__INSTRUCTIONS FOR THE TASK__: Transcribe every entry word for word, but skip the images.

— Start of DATA EXTRACT —

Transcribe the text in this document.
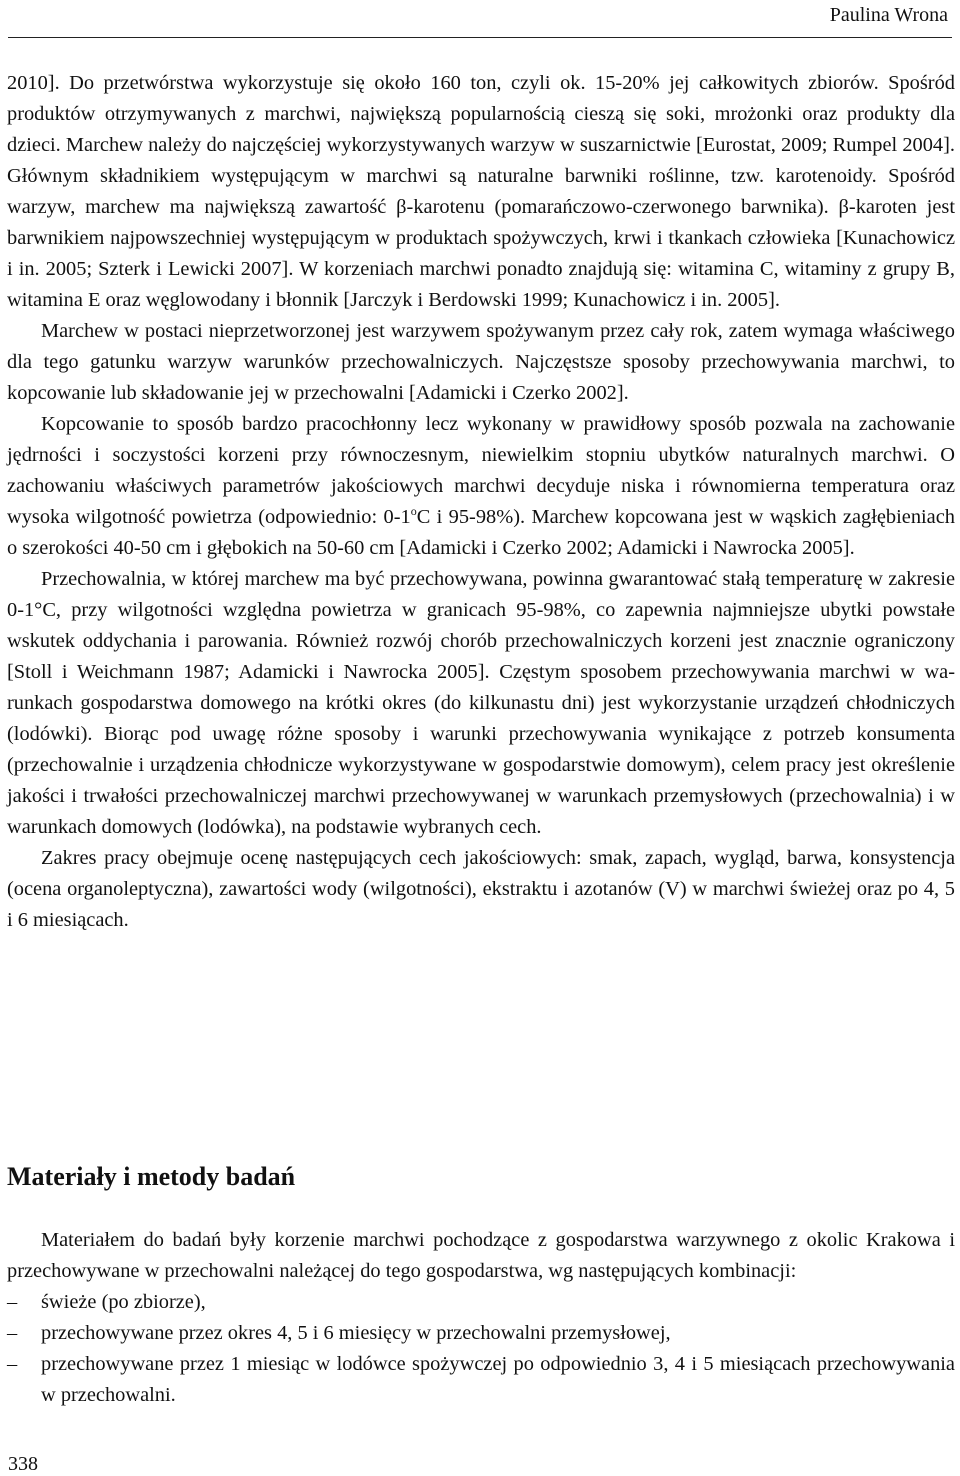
Paulina Wrona

2010]. Do przetwórstwa wykorzystuje się około 160 ton, czyli ok. 15-20% jej całkowitych zbiorów. Spośród produktów otrzymywanych z marchwi, największą popularnością cieszą się soki, mrożonki oraz produkty dla dzieci. Marchew należy do najczęściej wykorzystywanych warzyw w suszarnictwie [Eurostat, 2009; Rumpel 2004]. Głównym składnikiem występującym w marchwi są naturalne barwniki roślinne, tzw. karotenoidy. Spośród warzyw, marchew ma największą zawartość β-karotenu (pomarańczowo-czerwonego barwnika). β-karoten jest barwnikiem najpowszechniej występującym w produktach spożywczych, krwi i tkankach człowieka [Kunachowicz i in. 2005; Szterk i Lewicki 2007]. W korzeniach marchwi ponadto znajdują się: witamina C, witaminy z grupy B, witamina E oraz węglowodany i błonnik [Jarczyk i Berdowski 1999; Kunachowicz i in. 2005].

Marchew w postaci nieprzetworzonej jest warzywem spożywanym przez cały rok, zatem wymaga właściwego dla tego gatunku warzyw warunków przechowalniczych. Najczęstsze sposoby przechowywania marchwi, to kopcowanie lub składowanie jej w przechowalni [Adamicki i Czerko 2002].

Kopcowanie to sposób bardzo pracochłonny lecz wykonany w prawidłowy sposób pozwala na zachowanie jędrności i soczystości korzeni przy równoczesnym, niewielkim stopniu ubytków naturalnych marchwi. O zachowaniu właściwych parametrów jakościowych marchwi decyduje niska i równomierna temperatura oraz wysoka wilgotność powietrza (odpowiednio: 0-1$^o$C i 95-98%). Marchew kopcowana jest w wąskich zagłębieniach o szerokości 40-50 cm i głębokich na 50-60 cm [Adamicki i Czerko 2002; Adamicki i Nawrocka 2005].

Przechowalnia, w której marchew ma być przechowywana, powinna gwarantować stałą temperaturę w zakresie 0-1°C, przy wilgotności względna powietrza w granicach 95-98%, co zapewnia najmniejsze ubytki powstałe wskutek oddychania i parowania. Również rozwój chorób przechowalniczych korzeni jest znacznie ograniczony [Stoll i Weichmann 1987; Adamicki i Nawrocka 2005]. Częstym sposobem przechowywania marchwi w warunkach gospodarstwa domowego na krótki okres (do kilkunastu dni) jest wykorzystanie urządzeń chłodniczych (lodówki). Biorąc pod uwagę różne sposoby i warunki przechowywania wynikające z potrzeb konsumenta (przechowalnie i urządzenia chłodnicze wykorzystywane w gospodarstwie domowym), celem pracy jest określenie jakości i trwałości przechowalniczej marchwi przechowywanej w warunkach przemysłowych (przechowalnia) i w warunkach domowych (lodówka), na podstawie wybranych cech.

Zakres pracy obejmuje ocenę następujących cech jakościowych: smak, zapach, wygląd, barwa, konsystencja (ocena organoleptyczna), zawartości wody (wilgotności), ekstraktu i azotanów (V) w marchwi świeżej oraz po 4, 5 i 6 miesiącach.

Materiały i metody badań

Materiałem do badań były korzenie marchwi pochodzące z gospodarstwa warzywnego z okolic Krakowa i przechowywane w przechowalni należącej do tego gospodarstwa, wg następujących kombinacji:

– świeże (po zbiorze),
– przechowywane przez okres 4, 5 i 6 miesięcy w przechowalni przemysłowej,
– przechowywane przez 1 miesiąc w lodówce spożywczej po odpowiednio 3, 4 i 5 miesiącach przechowywania w przechowalni.
338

— End of DATA EXTRACT —

__CORRECT ANSWER__:
Transcribe the text in this document.
Paulina Wrona

2010]. Do przetwórstwa wykorzystuje się około 160 ton, czyli ok. 15-20% jej całkowitych zbiorów. Spośród produktów otrzymywanych z marchwi, największą popularnością cieszą się soki, mrożonki oraz produkty dla dzieci. Marchew należy do najczęściej wykorzystywanych warzyw w suszarnictwie [Eurostat, 2009; Rumpel 2004]. Głównym składnikiem występującym w marchwi są naturalne barwniki roślinne, tzw. karotenoidy. Spośród warzyw, marchew ma największą zawartość β-karotenu (pomarańczowo-czerwonego barwnika). β-karoten jest barwnikiem najpowszechniej występującym w produktach spożywczych, krwi i tkankach człowieka [Kunachowicz i in. 2005; Szterk i Lewicki 2007]. W korzeniach marchwi ponadto znajdują się: witamina C, witaminy z grupy B, witamina E oraz węglowodany i błonnik [Jarczyk i Berdowski 1999; Kunachowicz i in. 2005].

Marchew w postaci nieprzetworzonej jest warzywem spożywanym przez cały rok, zatem wymaga właściwego dla tego gatunku warzyw warunków przechowalniczych. Najczęstsze sposoby przechowywania marchwi, to kopcowanie lub składowanie jej w przechowalni [Adamicki i Czerko 2002].

Kopcowanie to sposób bardzo pracochłonny lecz wykonany w prawidłowy sposób pozwala na zachowanie jędrności i soczystości korzeni przy równoczesnym, niewielkim stopniu ubytków naturalnych marchwi. O zachowaniu właściwych parametrów jakościowych marchwi decyduje niska i równomierna temperatura oraz wysoka wilgotność powietrza (odpowiednio: 0-1$^o$C i 95-98%). Marchew kopcowana jest w wąskich zagłębieniach o szerokości 40-50 cm i głębokich na 50-60 cm [Adamicki i Czerko 2002; Adamicki i Nawrocka 2005].

Przechowalnia, w której marchew ma być przechowywana, powinna gwarantować stałą temperaturę w zakresie 0-1°C, przy wilgotności względna powietrza w granicach 95-98%, co zapewnia najmniejsze ubytki powstałe wskutek oddychania i parowania. Również rozwój chorób przechowalniczych korzeni jest znacznie ograniczony [Stoll i Weichmann 1987; Adamicki i Nawrocka 2005]. Częstym sposobem przechowywania marchwi w warunkach gospodarstwa domowego na krótki okres (do kilkunastu dni) jest wykorzystanie urządzeń chłodniczych (lodówki). Biorąc pod uwagę różne sposoby i warunki przechowywania wynikające z potrzeb konsumenta (przechowalnie i urządzenia chłodnicze wykorzystywane w gospodarstwie domowym), celem pracy jest określenie jakości i trwałości przechowalniczej marchwi przechowywanej w warunkach przemysłowych (przechowalnia) i w warunkach domowych (lodówka), na podstawie wybranych cech.

Zakres pracy obejmuje ocenę następujących cech jakościowych: smak, zapach, wygląd, barwa, konsystencja (ocena organoleptyczna), zawartości wody (wilgotności), ekstraktu i azotanów (V) w marchwi świeżej oraz po 4, 5 i 6 miesiącach.

Materiały i metody badań

Materiałem do badań były korzenie marchwi pochodzące z gospodarstwa warzywnego z okolic Krakowa i przechowywane w przechowalni należącej do tego gospodarstwa, wg następujących kombinacji:

– świeże (po zbiorze),
– przechowywane przez okres 4, 5 i 6 miesięcy w przechowalni przemysłowej,
– przechowywane przez 1 miesiąc w lodówce spożywczej po odpowiednio 3, 4 i 5 miesiącach przechowywania w przechowalni.
338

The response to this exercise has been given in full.